■ Dataset entries

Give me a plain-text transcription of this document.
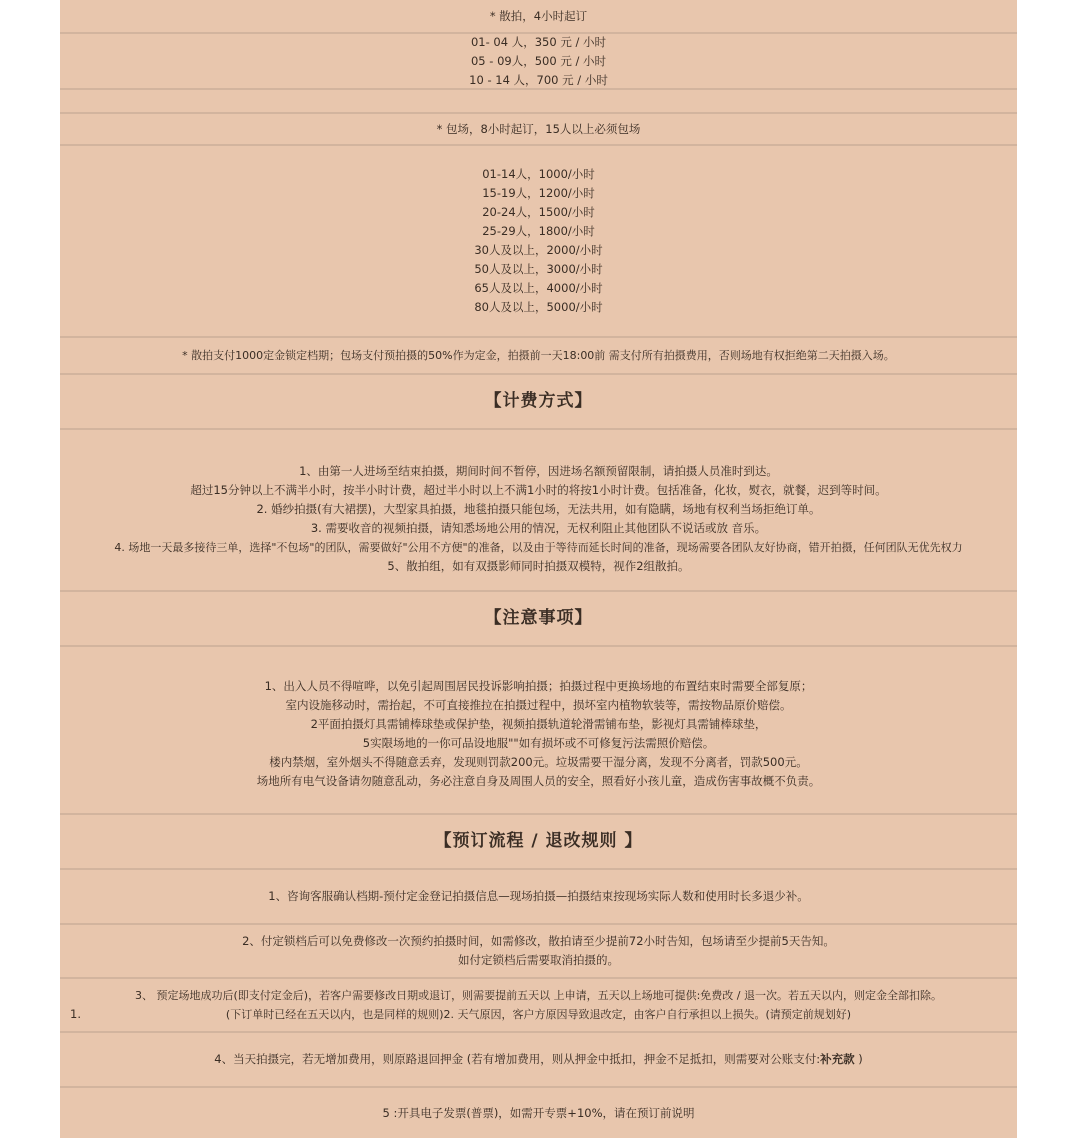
* 散拍，4小时起订
01- 04 人，350 元 / 小时
05 - 09人，500 元 / 小时
10 - 14 人，700 元 / 小时
* 包场，8小时起订，15人以上必须包场
01-14人，1000/小时
15-19人，1200/小时
20-24人，1500/小时
25-29人，1800/小时
30人及以上，2000/小时
50人及以上，3000/小时
65人及以上，4000/小时
80人及以上，5000/小时
* 散拍支付1000定金锁定档期；包场支付预拍摄的50%作为定金，拍摄前一天18:00前 需支付所有拍摄费用，否则场地有权拒绝第二天拍摄入场。
【计费方式】
1、由第一人进场至结束拍摄，期间时间不暂停，因进场名额预留限制，请拍摄人员准时到达。
超过15分钟以上不满半小时，按半小时计费，超过半小时以上不满1小时的将按1小时计费。包括准备，化妆，熨衣，就餐，迟到等时间。
2. 婚纱拍摄(有大裙摆)，大型家具拍摄，地毯拍摄只能包场，无法共用，如有隐瞒，场地有权利当场拒绝订单。
3. 需要收音的视频拍摄，请知悉场地公用的情况，无权利阻止其他团队不说话或放 音乐。
4. 场地一天最多接待三单，选择"不包场"的团队，需要做好"公用不方便"的准备，以及由于等待而延长时间的准备，现场需要各团队友好协商，错开拍摄，任何团队无优先权力
5、散拍组，如有双摄影师同时拍摄双模特，视作2组散拍。
【注意事项】
1、出入人员不得喧哗，以免引起周围居民投诉影响拍摄；拍摄过程中更换场地的布置结束时需要全部复原；
室内设施移动时，需抬起，不可直接推拉在拍摄过程中，损坏室内植物软装等，需按物品原价赔偿。
2平面拍摄灯具需铺棒球垫或保护垫，视频拍摄轨道轮滑需铺布垫，影视灯具需铺棒球垫，
5实限场地的一你可品设地服""如有损坏或不可修复污法需照价赔偿。
楼内禁烟，室外烟头不得随意丢弃，发现则罚款200元。垃圾需要干湿分离，发现不分离者，罚款500元。
场地所有电气设备请勿随意乱动，务必注意自身及周围人员的安全，照看好小孩儿童，造成伤害事故概不负责。
【预订流程 / 退改规则 】
1、咨询客服确认档期-预付定金登记拍摄信息—现场拍摄—拍摄结束按现场实际人数和使用时长多退少补。
2、付定锁档后可以免费修改一次预约拍摄时间，如需修改，散拍请至少提前72小时告知，包场请至少提前5天告知。
如付定锁档后需要取消拍摄的。
3、 预定场地成功后(即支付定金后)，若客户需要修改日期或退订，则需要提前五天以 上申请，五天以上场地可提供:免费改 / 退一次。若五天以内，则定金全部扣除。
1.	(下订单时已经在五天以内，也是同样的规则)2. 天气原因，客户方原因导致退改定，由客户自行承担以上损失。(请预定前规划好)
4、当天拍摄完，若无增加费用，则原路退回押金 (若有增加费用，则从押金中抵扣，押金不足抵扣，则需要对公账支付:补充款 )
5 :开具电子发票(普票)，如需开专票+10%，请在预订前说明
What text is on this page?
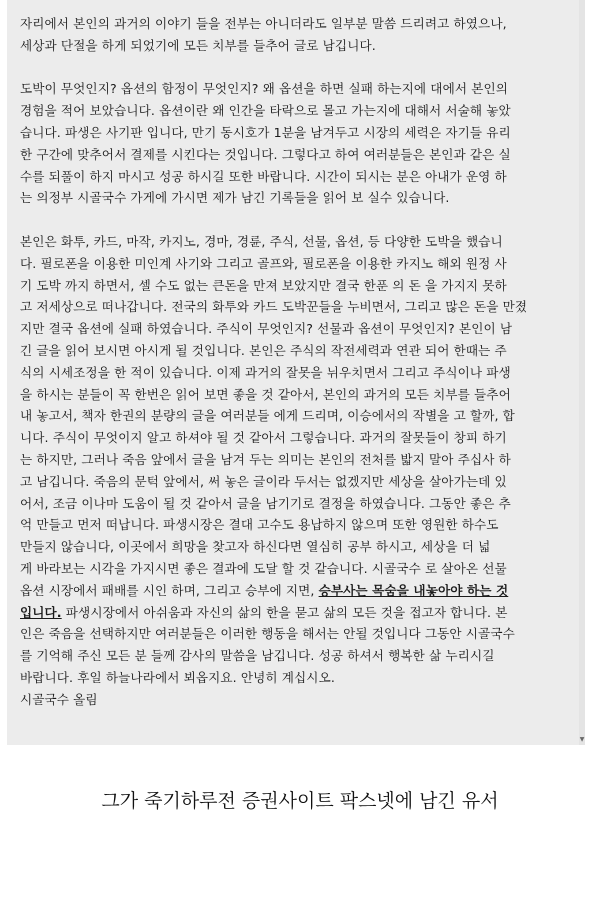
자리에서 본인의 과거의 이야기 들을 전부는 아니더라도 일부분 말씀 드리려고 하였으나,
세상과 단절을 하게 되었기에 모든 치부를 들추어 글로 남깁니다.
도박이 무엇인지? 옵션의 함정이 무엇인지? 왜 옵션을 하면 실패 하는지에 대에서 본인의
경험을 적어 보았습니다. 옵션이란 왜 인간을 타락으로 몰고 가는지에 대해서 서술해 놓았
습니다. 파생은 사기판 입니다, 만기 동시호가 1분을 남겨두고 시장의 세력은 자기들 유리
한 구간에 맞추어서 결제를 시킨다는 것입니다. 그렇다고 하여 여러분들은 본인과 같은 실
수를 되풀이 하지 마시고 성공 하시길 또한 바랍니다. 시간이 되시는 분은 아내가 운영 하
는 의정부 시골국수 가게에 가시면 제가 남긴 기록들을 읽어 보 실수 있습니다.
본인은 화투, 카드, 마작, 카지노, 경마, 경륜, 주식, 선물, 옵션, 등 다양한 도박을 했습니
다. 필로폰을 이용한 미인계 사기와 그리고 골프와, 필로폰을 이용한 카지노 해외 원정 사
기 도박 까지 하면서, 셀 수도 없는 큰돈을 만져 보았지만 결국 한푼 의 돈 을 가지지 못하
고 저세상으로 떠나갑니다. 전국의 화투와 카드 도박꾼들을 누비면서, 그리고 많은 돈을 만졌
지만 결국 옵션에 실패 하였습니다. 주식이 무엇인지? 선물과 옵션이 무엇인지? 본인이 남
긴 글을 읽어 보시면 아시게 될 것입니다. 본인은 주식의 작전세력과 연관 되어 한때는 주
식의 시세조정을 한 적이 있습니다. 이제 과거의 잘못을 뉘우치면서 그리고 주식이나 파생
을 하시는 분들이 꼭 한번은 읽어 보면 좋을 것 같아서, 본인의 과거의 모든 치부를 들추어
내 놓고서, 책자 한권의 분량의 글을 여러분들 에게 드리며, 이승에서의 작별을 고 할까, 합
니다. 주식이 무엇이지 알고 하셔야 될 것 같아서 그렇습니다. 과거의 잘못들이 창피 하기
는 하지만, 그러나 죽음 앞에서 글을 남겨 두는 의미는 본인의 전처를 밟지 말아 주십사 하
고 남깁니다. 죽음의 문턱 앞에서, 써 놓은 글이라 두서는 없겠지만 세상을 살아가는데 있
어서, 조금 이나마 도움이 될 것 같아서 글을 남기기로 결정을 하였습니다. 그동안 좋은 추
억 만들고 먼저 떠납니다. 파생시장은 결대 고수도 용납하지 않으며 또한 영원한 하수도
만들지 않습니다, 이곳에서 희망을 찾고자 하신다면 열심히 공부 하시고, 세상을 더 넓
게 바라보는 시각을 가지시면 좋은 결과에 도달 할 것 같습니다. 시골국수 로 살아온 선물
옵션 시장에서 패배를 시인 하며, 그리고 승부에 지면, 승부사는 목숨을 내놓아야 하는 것
입니다. 파생시장에서 아쉬움과 자신의 삶의 한을 묻고 삶의 모든 것을 접고자 합니다. 본
인은 죽음을 선택하지만 여러분들은 이러한 행동을 해서는 안될 것입니다 그동안 시골국수
를 기억해 주신 모든 분 들께 감사의 말씀을 남깁니다. 성공 하셔서 행복한 삶 누리시길
바랍니다. 후일 하늘나라에서 뵈옵지요. 안녕히 계십시오.
시골국수 올림
▼
그가 죽기하루전 증권사이트 팍스넷에 남긴 유서
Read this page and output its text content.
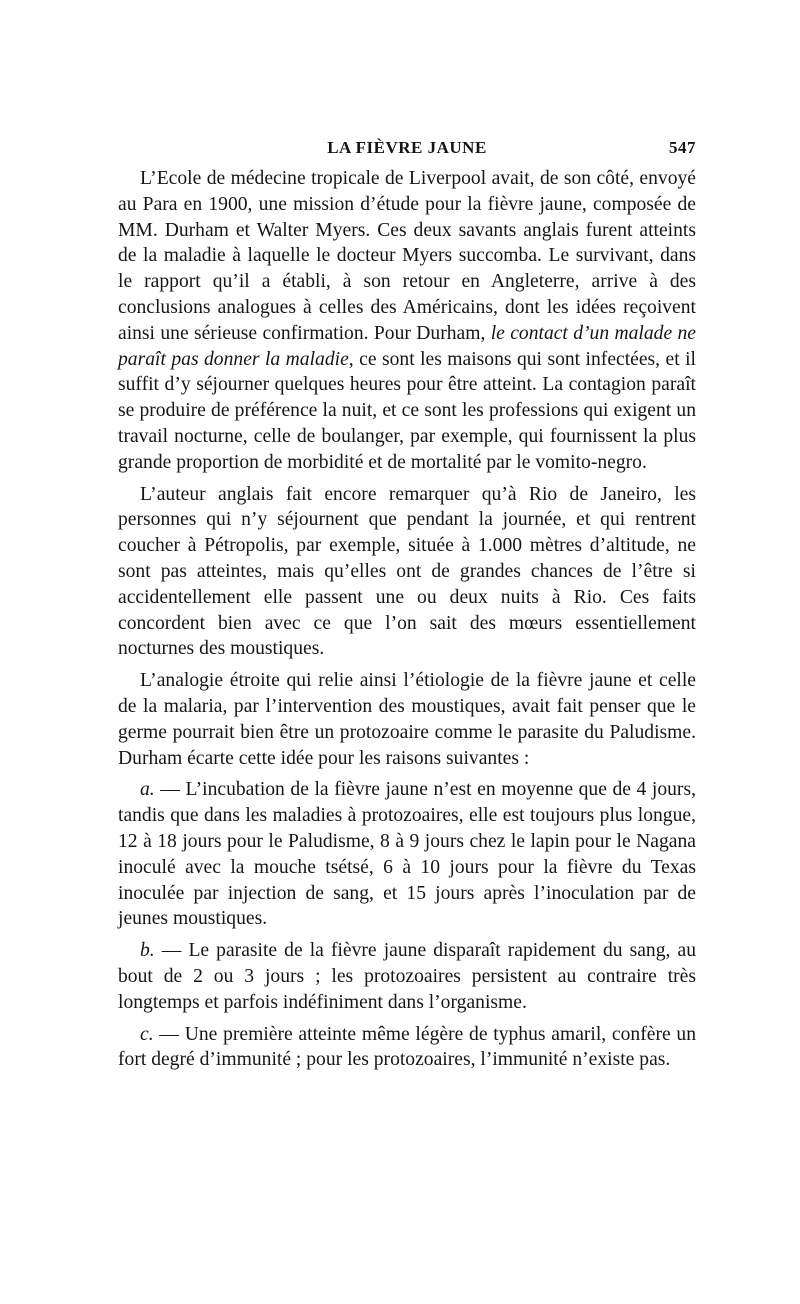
LA FIÈVRE JAUNE	547

L’Ecole de médecine tropicale de Liverpool avait, de son côté, envoyé au Para en 1900, une mission d’étude pour la fièvre jaune, composée de MM. Durham et Walter Myers. Ces deux savants anglais furent atteints de la maladie à laquelle le docteur Myers succomba. Le survivant, dans le rapport qu’il a établi, à son retour en Angleterre, arrive à des conclusions analogues à celles des Américains, dont les idées reçoivent ainsi une sérieuse confirmation. Pour Durham, le contact d’un malade ne paraît pas donner la maladie, ce sont les maisons qui sont infectées, et il suffit d’y séjourner quelques heures pour être atteint. La contagion paraît se produire de préférence la nuit, et ce sont les professions qui exigent un travail nocturne, celle de boulanger, par exemple, qui fournissent la plus grande proportion de morbidité et de mortalité par le vomito-negro.

L’auteur anglais fait encore remarquer qu’à Rio de Janeiro, les personnes qui n’y séjournent que pendant la journée, et qui rentrent coucher à Pétropolis, par exemple, située à 1.000 mètres d’altitude, ne sont pas atteintes, mais qu’elles ont de grandes chances de l’être si accidentellement elle passent une ou deux nuits à Rio. Ces faits concordent bien avec ce que l’on sait des mœurs essentiellement nocturnes des moustiques.

L’analogie étroite qui relie ainsi l’étiologie de la fièvre jaune et celle de la malaria, par l’intervention des moustiques, avait fait penser que le germe pourrait bien être un protozoaire comme le parasite du Paludisme. Durham écarte cette idée pour les raisons suivantes :

a. — L’incubation de la fièvre jaune n’est en moyenne que de 4 jours, tandis que dans les maladies à protozoaires, elle est toujours plus longue, 12 à 18 jours pour le Paludisme, 8 à 9 jours chez le lapin pour le Nagana inoculé avec la mouche tsétsé, 6 à 10 jours pour la fièvre du Texas inoculée par injection de sang, et 15 jours après l’inoculation par de jeunes moustiques.

b. — Le parasite de la fièvre jaune disparaît rapidement du sang, au bout de 2 ou 3 jours ; les protozoaires persistent au contraire très longtemps et parfois indéfiniment dans l’organisme.

c. — Une première atteinte même légère de typhus amaril, confère un fort degré d’immunité ; pour les protozoaires, l’immunité n’existe pas.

■ Instructions to follow
Check each line above for "하였습니다" and return the ones that have it.

■ Written response
지만 결국 옵션에 실패 하였습니다. 주식이 무엇인지? 선물과 옵션이 무엇인지? 본인이 남
어서, 조금 이나마 도움이 될 것 같아서 글을 남기기로 결정을 하였습니다. 그동안 좋은 추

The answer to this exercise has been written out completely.